## EXERCISE INPUTS:
● ● ●

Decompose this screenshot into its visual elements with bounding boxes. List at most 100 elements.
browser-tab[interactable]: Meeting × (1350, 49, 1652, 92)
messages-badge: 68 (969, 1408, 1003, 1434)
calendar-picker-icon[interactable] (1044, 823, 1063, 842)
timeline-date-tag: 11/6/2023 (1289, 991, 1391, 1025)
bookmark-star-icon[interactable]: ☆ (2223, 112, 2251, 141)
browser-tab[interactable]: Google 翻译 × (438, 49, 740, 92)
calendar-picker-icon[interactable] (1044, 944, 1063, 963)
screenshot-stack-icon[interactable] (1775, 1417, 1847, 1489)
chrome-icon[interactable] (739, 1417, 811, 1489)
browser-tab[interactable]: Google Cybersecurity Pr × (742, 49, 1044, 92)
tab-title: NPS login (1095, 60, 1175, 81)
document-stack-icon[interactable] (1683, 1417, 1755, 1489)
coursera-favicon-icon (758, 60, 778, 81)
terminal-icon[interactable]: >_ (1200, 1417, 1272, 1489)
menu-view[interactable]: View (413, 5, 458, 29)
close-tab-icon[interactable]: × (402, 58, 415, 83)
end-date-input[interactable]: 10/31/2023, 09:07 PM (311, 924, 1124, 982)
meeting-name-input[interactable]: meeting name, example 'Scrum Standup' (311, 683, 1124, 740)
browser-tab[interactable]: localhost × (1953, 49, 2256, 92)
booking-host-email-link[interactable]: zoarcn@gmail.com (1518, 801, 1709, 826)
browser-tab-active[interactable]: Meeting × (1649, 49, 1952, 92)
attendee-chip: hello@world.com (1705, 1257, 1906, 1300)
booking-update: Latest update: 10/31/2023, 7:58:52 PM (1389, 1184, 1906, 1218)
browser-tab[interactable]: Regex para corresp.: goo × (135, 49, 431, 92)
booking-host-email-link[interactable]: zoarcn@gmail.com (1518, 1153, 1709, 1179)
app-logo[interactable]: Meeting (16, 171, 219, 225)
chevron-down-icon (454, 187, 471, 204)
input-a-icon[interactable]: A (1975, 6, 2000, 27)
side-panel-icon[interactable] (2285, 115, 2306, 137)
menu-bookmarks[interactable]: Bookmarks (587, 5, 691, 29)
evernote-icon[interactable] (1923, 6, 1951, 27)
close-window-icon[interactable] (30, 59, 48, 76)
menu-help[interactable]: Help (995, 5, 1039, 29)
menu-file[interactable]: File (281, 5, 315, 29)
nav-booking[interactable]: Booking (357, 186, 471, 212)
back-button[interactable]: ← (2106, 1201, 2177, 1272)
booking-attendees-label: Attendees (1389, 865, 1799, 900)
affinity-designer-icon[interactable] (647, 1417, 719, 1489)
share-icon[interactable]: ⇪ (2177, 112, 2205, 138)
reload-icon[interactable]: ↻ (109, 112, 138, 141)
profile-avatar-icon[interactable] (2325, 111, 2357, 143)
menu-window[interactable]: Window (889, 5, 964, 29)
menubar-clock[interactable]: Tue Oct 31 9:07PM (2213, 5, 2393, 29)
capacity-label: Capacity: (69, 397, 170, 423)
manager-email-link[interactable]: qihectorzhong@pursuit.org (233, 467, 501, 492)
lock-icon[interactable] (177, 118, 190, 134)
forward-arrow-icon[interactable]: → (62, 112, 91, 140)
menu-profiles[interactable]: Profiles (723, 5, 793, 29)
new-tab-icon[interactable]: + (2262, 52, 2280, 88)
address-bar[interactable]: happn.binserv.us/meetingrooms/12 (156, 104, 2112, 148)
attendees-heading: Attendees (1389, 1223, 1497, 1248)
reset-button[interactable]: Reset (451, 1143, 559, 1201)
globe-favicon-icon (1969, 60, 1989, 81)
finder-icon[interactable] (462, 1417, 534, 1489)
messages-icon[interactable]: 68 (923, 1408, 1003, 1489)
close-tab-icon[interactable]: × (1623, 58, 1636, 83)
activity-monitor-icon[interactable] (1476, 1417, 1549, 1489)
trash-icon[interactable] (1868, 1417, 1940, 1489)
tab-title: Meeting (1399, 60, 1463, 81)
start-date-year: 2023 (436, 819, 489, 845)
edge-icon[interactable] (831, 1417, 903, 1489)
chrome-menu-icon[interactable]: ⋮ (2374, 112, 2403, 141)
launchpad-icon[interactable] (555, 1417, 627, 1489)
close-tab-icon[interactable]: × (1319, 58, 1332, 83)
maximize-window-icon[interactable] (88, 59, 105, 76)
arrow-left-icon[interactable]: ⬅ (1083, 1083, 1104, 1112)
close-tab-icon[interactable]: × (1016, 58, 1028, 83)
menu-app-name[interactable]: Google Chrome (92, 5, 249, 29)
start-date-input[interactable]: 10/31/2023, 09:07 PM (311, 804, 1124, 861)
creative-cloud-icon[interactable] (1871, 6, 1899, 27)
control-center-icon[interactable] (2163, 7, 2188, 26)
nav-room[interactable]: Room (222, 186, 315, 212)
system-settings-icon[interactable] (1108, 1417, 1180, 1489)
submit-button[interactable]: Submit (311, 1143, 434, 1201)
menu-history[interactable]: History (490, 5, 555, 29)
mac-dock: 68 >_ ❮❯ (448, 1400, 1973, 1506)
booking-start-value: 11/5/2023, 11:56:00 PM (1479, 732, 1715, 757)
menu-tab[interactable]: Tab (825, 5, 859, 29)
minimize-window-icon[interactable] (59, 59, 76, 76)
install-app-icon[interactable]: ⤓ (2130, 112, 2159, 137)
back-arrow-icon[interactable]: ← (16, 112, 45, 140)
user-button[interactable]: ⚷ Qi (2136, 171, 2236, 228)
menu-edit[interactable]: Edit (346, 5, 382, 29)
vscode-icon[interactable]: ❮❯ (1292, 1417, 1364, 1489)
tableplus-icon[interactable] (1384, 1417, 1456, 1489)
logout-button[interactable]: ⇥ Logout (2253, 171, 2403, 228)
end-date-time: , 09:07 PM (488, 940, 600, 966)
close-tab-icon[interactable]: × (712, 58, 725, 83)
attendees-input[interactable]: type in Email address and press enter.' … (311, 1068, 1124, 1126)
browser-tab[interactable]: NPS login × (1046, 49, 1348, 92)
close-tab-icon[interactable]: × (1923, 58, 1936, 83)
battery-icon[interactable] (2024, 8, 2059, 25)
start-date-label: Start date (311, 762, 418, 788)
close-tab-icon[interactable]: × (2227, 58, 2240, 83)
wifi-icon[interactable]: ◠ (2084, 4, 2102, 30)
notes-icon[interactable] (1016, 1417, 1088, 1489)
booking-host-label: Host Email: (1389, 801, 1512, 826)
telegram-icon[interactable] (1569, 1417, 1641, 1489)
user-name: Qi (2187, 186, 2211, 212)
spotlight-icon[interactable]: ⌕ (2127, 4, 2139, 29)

● ● ●

Copy the material above line for line, changing nothing.

## SOLUTION TO THIS TASK:
Decompose this screenshot into its visual elements with bounding boxes. List at most 100 elements.
browser-tab[interactable]: Meeting × (1350, 49, 1652, 92)
messages-badge: 68 (969, 1408, 1003, 1434)
calendar-picker-icon[interactable] (1044, 823, 1063, 842)
timeline-date-tag: 11/6/2023 (1289, 991, 1391, 1025)
bookmark-star-icon[interactable]: ☆ (2223, 112, 2251, 141)
browser-tab[interactable]: Google 翻译 × (438, 49, 740, 92)
calendar-picker-icon[interactable] (1044, 944, 1063, 963)
screenshot-stack-icon[interactable] (1775, 1417, 1847, 1489)
chrome-icon[interactable] (739, 1417, 811, 1489)
browser-tab[interactable]: Google Cybersecurity Pr × (742, 49, 1044, 92)
tab-title: NPS login (1095, 60, 1175, 81)
document-stack-icon[interactable] (1683, 1417, 1755, 1489)
coursera-favicon-icon (758, 60, 778, 81)
terminal-icon[interactable]: >_ (1200, 1417, 1272, 1489)
menu-view[interactable]: View (413, 5, 458, 29)
close-tab-icon[interactable]: × (402, 58, 415, 83)
end-date-input[interactable]: 10/31/2023, 09:07 PM (311, 924, 1124, 982)
meeting-name-input[interactable]: meeting name, example 'Scrum Standup' (311, 683, 1124, 740)
browser-tab[interactable]: localhost × (1953, 49, 2256, 92)
booking-host-email-link[interactable]: zoarcn@gmail.com (1518, 801, 1709, 826)
browser-tab-active[interactable]: Meeting × (1649, 49, 1952, 92)
attendee-chip: hello@world.com (1705, 1257, 1906, 1300)
booking-update: Latest update: 10/31/2023, 7:58:52 PM (1389, 1184, 1906, 1218)
browser-tab[interactable]: Regex para corresp.: goo × (135, 49, 431, 92)
booking-host-email-link[interactable]: zoarcn@gmail.com (1518, 1153, 1709, 1179)
app-logo[interactable]: Meeting (16, 171, 219, 225)
chevron-down-icon (454, 187, 471, 204)
input-a-icon[interactable]: A (1975, 6, 2000, 27)
side-panel-icon[interactable] (2285, 115, 2306, 137)
menu-bookmarks[interactable]: Bookmarks (587, 5, 691, 29)
evernote-icon[interactable] (1923, 6, 1951, 27)
close-window-icon[interactable] (30, 59, 48, 76)
menu-help[interactable]: Help (995, 5, 1039, 29)
menu-file[interactable]: File (281, 5, 315, 29)
nav-booking[interactable]: Booking (357, 186, 471, 212)
back-button[interactable]: ← (2106, 1201, 2177, 1272)
booking-attendees-label: Attendees (1389, 865, 1799, 900)
affinity-designer-icon[interactable] (647, 1417, 719, 1489)
share-icon[interactable]: ⇪ (2177, 112, 2205, 138)
reload-icon[interactable]: ↻ (109, 112, 138, 141)
profile-avatar-icon[interactable] (2325, 111, 2357, 143)
menu-window[interactable]: Window (889, 5, 964, 29)
menubar-clock[interactable]: Tue Oct 31 9:07PM (2213, 5, 2393, 29)
capacity-label: Capacity: (69, 397, 170, 423)
manager-email-link[interactable]: qihectorzhong@pursuit.org (233, 467, 501, 492)
lock-icon[interactable] (177, 118, 190, 134)
forward-arrow-icon[interactable]: → (62, 112, 91, 140)
menu-profiles[interactable]: Profiles (723, 5, 793, 29)
new-tab-icon[interactable]: + (2262, 52, 2280, 88)
address-bar[interactable]: happn.binserv.us/meetingrooms/12 (156, 104, 2112, 148)
attendees-heading: Attendees (1389, 1223, 1497, 1248)
reset-button[interactable]: Reset (451, 1143, 559, 1201)
globe-favicon-icon (1969, 60, 1989, 81)
finder-icon[interactable] (462, 1417, 534, 1489)
messages-icon[interactable]: 68 (923, 1408, 1003, 1489)
close-tab-icon[interactable]: × (1623, 58, 1636, 83)
activity-monitor-icon[interactable] (1476, 1417, 1549, 1489)
trash-icon[interactable] (1868, 1417, 1940, 1489)
tab-title: Meeting (1399, 60, 1463, 81)
start-date-year: 2023 (436, 819, 489, 845)
edge-icon[interactable] (831, 1417, 903, 1489)
chrome-menu-icon[interactable]: ⋮ (2374, 112, 2403, 141)
launchpad-icon[interactable] (555, 1417, 627, 1489)
close-tab-icon[interactable]: × (1319, 58, 1332, 83)
maximize-window-icon[interactable] (88, 59, 105, 76)
arrow-left-icon[interactable]: ⬅ (1083, 1083, 1104, 1112)
close-tab-icon[interactable]: × (1016, 58, 1028, 83)
menu-app-name[interactable]: Google Chrome (92, 5, 249, 29)
start-date-input[interactable]: 10/31/2023, 09:07 PM (311, 804, 1124, 861)
creative-cloud-icon[interactable] (1871, 6, 1899, 27)
control-center-icon[interactable] (2163, 7, 2188, 26)
nav-room[interactable]: Room (222, 186, 315, 212)
system-settings-icon[interactable] (1108, 1417, 1180, 1489)
submit-button[interactable]: Submit (311, 1143, 434, 1201)
menu-history[interactable]: History (490, 5, 555, 29)
mac-dock: 68 >_ ❮❯ (448, 1400, 1973, 1506)
booking-start-value: 11/5/2023, 11:56:00 PM (1479, 732, 1715, 757)
menu-tab[interactable]: Tab (825, 5, 859, 29)
minimize-window-icon[interactable] (59, 59, 76, 76)
install-app-icon[interactable]: ⤓ (2130, 112, 2159, 137)
back-arrow-icon[interactable]: ← (16, 112, 45, 140)
user-button[interactable]: ⚷ Qi (2136, 171, 2236, 228)
menu-edit[interactable]: Edit (346, 5, 382, 29)
vscode-icon[interactable]: ❮❯ (1292, 1417, 1364, 1489)
tableplus-icon[interactable] (1384, 1417, 1456, 1489)
logout-button[interactable]: ⇥ Logout (2253, 171, 2403, 228)
end-date-time: , 09:07 PM (488, 940, 600, 966)
close-tab-icon[interactable]: × (712, 58, 725, 83)
attendees-input[interactable]: type in Email address and press enter.' … (311, 1068, 1124, 1126)
browser-tab[interactable]: NPS login × (1046, 49, 1348, 92)
close-tab-icon[interactable]: × (1923, 58, 1936, 83)
battery-icon[interactable] (2024, 8, 2059, 25)
start-date-label: Start date (311, 762, 418, 788)
close-tab-icon[interactable]: × (2227, 58, 2240, 83)
wifi-icon[interactable]: ◠ (2084, 4, 2102, 30)
notes-icon[interactable] (1016, 1417, 1088, 1489)
booking-host-label: Host Email: (1389, 801, 1512, 826)
telegram-icon[interactable] (1569, 1417, 1641, 1489)
user-name: Qi (2187, 186, 2211, 212)
spotlight-icon[interactable]: ⌕ (2127, 4, 2139, 29)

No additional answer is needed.